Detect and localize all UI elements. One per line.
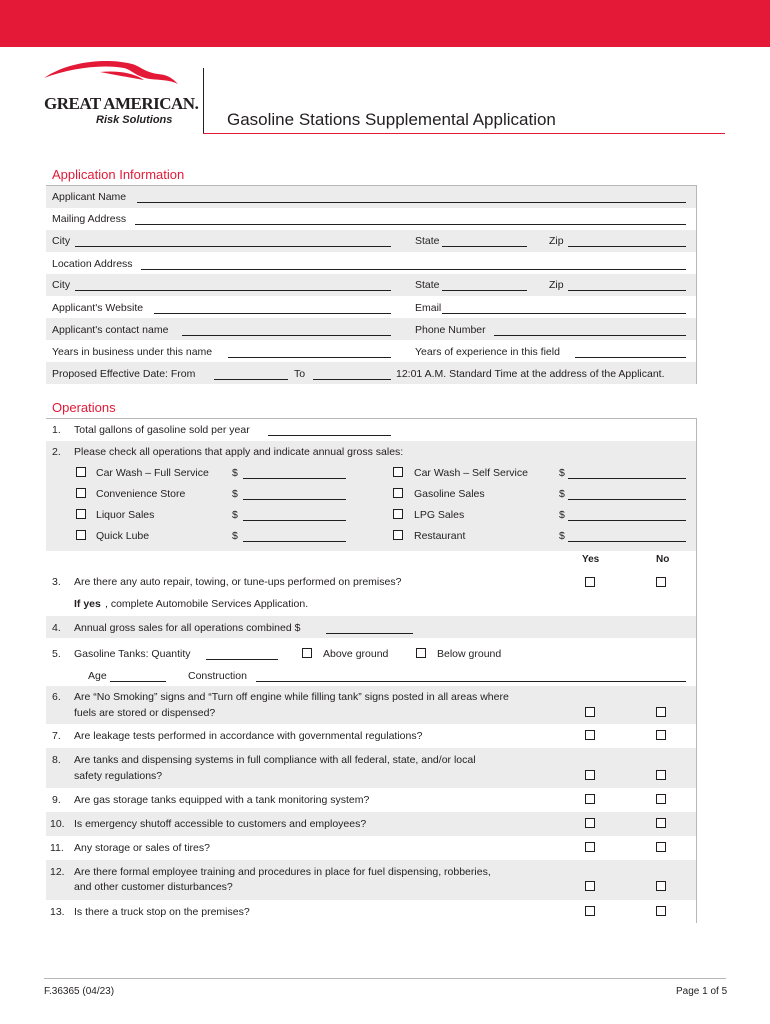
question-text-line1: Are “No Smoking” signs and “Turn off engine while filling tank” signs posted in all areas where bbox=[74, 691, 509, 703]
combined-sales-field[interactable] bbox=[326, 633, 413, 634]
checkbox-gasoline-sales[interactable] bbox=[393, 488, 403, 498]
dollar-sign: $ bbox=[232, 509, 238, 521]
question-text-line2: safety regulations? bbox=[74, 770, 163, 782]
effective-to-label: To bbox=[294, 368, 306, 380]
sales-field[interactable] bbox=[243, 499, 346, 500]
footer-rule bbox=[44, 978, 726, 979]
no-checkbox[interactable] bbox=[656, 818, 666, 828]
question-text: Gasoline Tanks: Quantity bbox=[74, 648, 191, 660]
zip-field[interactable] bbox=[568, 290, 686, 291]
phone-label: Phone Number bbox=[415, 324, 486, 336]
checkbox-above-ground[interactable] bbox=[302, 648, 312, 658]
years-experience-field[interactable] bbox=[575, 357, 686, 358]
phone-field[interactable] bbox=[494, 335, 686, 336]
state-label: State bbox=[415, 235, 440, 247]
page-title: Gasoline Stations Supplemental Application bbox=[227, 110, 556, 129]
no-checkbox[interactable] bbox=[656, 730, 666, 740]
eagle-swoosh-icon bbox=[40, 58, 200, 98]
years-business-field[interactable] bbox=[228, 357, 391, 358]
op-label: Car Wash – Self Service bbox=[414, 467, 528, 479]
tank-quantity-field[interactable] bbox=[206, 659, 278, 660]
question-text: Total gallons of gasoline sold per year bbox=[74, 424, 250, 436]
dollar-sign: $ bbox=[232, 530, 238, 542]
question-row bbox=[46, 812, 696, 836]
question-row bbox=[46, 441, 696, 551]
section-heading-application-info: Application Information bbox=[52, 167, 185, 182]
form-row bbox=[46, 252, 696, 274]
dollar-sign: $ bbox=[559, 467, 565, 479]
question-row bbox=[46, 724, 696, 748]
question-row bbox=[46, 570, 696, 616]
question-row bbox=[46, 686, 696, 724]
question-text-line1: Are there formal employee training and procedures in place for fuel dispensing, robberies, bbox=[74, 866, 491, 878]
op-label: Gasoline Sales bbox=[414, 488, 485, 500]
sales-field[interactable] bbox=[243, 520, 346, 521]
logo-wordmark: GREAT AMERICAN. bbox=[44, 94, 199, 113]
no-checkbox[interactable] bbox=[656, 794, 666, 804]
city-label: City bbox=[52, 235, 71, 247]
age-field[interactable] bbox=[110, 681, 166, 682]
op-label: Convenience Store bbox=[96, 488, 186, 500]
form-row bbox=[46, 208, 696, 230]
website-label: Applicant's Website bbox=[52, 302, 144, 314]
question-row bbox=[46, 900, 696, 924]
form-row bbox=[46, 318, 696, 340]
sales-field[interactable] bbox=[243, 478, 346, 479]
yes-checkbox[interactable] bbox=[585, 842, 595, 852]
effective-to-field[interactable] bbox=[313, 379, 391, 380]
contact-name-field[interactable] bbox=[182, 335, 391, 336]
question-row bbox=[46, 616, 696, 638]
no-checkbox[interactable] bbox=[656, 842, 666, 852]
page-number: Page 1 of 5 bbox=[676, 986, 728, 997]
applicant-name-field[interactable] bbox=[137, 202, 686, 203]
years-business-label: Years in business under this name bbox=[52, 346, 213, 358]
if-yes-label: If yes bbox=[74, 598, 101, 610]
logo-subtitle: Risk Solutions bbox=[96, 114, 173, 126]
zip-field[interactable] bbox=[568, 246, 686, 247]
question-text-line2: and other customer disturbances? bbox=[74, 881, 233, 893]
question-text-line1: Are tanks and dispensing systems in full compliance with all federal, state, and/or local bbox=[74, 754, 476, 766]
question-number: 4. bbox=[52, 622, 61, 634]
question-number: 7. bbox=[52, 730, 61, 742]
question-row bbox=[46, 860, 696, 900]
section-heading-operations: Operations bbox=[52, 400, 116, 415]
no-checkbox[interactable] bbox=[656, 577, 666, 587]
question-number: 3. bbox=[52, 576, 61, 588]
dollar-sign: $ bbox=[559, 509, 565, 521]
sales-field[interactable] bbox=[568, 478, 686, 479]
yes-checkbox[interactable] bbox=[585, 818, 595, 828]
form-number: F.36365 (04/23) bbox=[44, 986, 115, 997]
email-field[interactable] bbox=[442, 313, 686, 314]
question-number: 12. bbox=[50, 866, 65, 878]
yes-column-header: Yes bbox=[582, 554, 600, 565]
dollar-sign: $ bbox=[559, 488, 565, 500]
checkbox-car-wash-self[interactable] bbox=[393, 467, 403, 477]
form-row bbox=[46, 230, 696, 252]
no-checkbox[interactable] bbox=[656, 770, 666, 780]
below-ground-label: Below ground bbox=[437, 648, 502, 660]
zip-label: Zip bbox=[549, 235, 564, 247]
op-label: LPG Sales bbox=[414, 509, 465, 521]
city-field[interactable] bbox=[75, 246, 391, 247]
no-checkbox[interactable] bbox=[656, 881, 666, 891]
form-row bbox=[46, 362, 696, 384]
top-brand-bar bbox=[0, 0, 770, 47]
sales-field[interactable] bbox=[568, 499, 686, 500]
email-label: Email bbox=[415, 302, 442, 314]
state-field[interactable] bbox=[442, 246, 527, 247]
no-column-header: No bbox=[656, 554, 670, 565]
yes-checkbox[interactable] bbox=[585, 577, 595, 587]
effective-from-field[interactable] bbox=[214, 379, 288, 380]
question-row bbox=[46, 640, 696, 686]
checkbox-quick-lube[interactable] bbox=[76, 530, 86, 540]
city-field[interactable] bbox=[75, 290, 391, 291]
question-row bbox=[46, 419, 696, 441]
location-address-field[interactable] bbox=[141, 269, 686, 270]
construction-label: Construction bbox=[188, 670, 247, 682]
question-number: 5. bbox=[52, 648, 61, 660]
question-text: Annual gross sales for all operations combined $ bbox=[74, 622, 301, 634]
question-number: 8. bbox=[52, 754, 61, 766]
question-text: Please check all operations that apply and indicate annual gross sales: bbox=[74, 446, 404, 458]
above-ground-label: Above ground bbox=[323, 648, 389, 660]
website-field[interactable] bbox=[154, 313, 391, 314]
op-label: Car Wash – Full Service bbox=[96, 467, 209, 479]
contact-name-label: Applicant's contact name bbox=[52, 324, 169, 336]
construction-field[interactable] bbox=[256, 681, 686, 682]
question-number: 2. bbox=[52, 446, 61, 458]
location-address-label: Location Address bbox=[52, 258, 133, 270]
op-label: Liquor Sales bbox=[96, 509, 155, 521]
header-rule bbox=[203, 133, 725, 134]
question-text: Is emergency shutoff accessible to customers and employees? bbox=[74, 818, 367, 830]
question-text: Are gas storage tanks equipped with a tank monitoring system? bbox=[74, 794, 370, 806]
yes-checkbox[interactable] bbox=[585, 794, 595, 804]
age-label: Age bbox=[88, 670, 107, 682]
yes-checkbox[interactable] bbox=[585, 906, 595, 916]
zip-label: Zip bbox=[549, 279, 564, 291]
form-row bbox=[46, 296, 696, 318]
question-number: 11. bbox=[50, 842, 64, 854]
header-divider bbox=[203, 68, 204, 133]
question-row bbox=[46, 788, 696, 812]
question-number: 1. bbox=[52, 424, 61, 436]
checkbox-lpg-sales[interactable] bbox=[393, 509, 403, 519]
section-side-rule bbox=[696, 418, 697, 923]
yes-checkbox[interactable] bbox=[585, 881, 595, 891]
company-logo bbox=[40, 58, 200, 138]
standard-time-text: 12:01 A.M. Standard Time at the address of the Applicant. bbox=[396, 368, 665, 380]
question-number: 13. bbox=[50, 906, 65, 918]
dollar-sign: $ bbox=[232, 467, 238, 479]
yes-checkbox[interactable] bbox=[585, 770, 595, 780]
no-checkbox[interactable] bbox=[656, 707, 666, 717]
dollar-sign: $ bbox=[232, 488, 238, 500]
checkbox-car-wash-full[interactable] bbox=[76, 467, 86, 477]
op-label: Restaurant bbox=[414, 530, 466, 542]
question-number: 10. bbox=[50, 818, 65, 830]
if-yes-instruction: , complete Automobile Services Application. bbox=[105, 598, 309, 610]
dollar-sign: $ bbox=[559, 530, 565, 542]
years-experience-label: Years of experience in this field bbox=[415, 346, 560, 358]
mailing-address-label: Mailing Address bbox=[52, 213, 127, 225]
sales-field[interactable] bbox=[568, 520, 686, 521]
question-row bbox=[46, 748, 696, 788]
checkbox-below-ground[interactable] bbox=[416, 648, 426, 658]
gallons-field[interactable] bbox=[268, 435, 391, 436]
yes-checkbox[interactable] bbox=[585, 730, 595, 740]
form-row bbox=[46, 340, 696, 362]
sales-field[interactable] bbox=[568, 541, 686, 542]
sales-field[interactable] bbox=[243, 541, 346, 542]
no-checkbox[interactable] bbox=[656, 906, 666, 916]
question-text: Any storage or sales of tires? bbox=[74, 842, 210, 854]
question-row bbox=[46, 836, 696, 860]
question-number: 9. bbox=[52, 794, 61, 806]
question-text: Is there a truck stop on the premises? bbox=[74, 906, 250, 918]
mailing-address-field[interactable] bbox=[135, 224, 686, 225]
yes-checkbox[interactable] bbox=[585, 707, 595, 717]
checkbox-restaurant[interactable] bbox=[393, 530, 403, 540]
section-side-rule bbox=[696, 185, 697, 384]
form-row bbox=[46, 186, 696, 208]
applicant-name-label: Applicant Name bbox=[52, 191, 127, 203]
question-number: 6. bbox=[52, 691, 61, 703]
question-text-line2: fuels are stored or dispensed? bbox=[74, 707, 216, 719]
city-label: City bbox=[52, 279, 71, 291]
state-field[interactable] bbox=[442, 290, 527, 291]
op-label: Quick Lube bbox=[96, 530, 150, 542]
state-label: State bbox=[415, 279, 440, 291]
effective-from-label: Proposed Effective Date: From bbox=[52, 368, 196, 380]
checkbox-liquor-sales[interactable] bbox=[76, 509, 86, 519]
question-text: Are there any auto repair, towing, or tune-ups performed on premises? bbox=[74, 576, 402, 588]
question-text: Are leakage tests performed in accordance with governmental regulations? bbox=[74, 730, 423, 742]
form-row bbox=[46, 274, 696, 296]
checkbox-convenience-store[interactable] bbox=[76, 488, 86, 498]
◆ ◆ ◆
> Brief
Reproduce, unchanged, the material from the line with "691, 509, 703]" to the line with "section-heading-application-info: Application Information", including both of those lines.

> Response to this exercise
question-text-line1: Are “No Smoking” signs and “Turn off engine while filling tank” signs posted in all areas where bbox=[74, 691, 509, 703]
combined-sales-field[interactable] bbox=[326, 633, 413, 634]
checkbox-gasoline-sales[interactable] bbox=[393, 488, 403, 498]
dollar-sign: $ bbox=[232, 509, 238, 521]
question-text-line2: safety regulations? bbox=[74, 770, 163, 782]
effective-to-label: To bbox=[294, 368, 306, 380]
sales-field[interactable] bbox=[243, 499, 346, 500]
footer-rule bbox=[44, 978, 726, 979]
no-checkbox[interactable] bbox=[656, 818, 666, 828]
question-text: Gasoline Tanks: Quantity bbox=[74, 648, 191, 660]
zip-field[interactable] bbox=[568, 290, 686, 291]
phone-label: Phone Number bbox=[415, 324, 486, 336]
checkbox-above-ground[interactable] bbox=[302, 648, 312, 658]
years-experience-field[interactable] bbox=[575, 357, 686, 358]
phone-field[interactable] bbox=[494, 335, 686, 336]
state-label: State bbox=[415, 235, 440, 247]
page-title: Gasoline Stations Supplemental Application bbox=[227, 110, 556, 129]
no-checkbox[interactable] bbox=[656, 730, 666, 740]
eagle-swoosh-icon bbox=[40, 58, 200, 98]
years-business-field[interactable] bbox=[228, 357, 391, 358]
op-label: Car Wash – Self Service bbox=[414, 467, 528, 479]
tank-quantity-field[interactable] bbox=[206, 659, 278, 660]
question-text: Total gallons of gasoline sold per year bbox=[74, 424, 250, 436]
dollar-sign: $ bbox=[232, 530, 238, 542]
question-row bbox=[46, 812, 696, 836]
question-row bbox=[46, 441, 696, 551]
section-heading-application-info: Application Information bbox=[52, 167, 185, 182]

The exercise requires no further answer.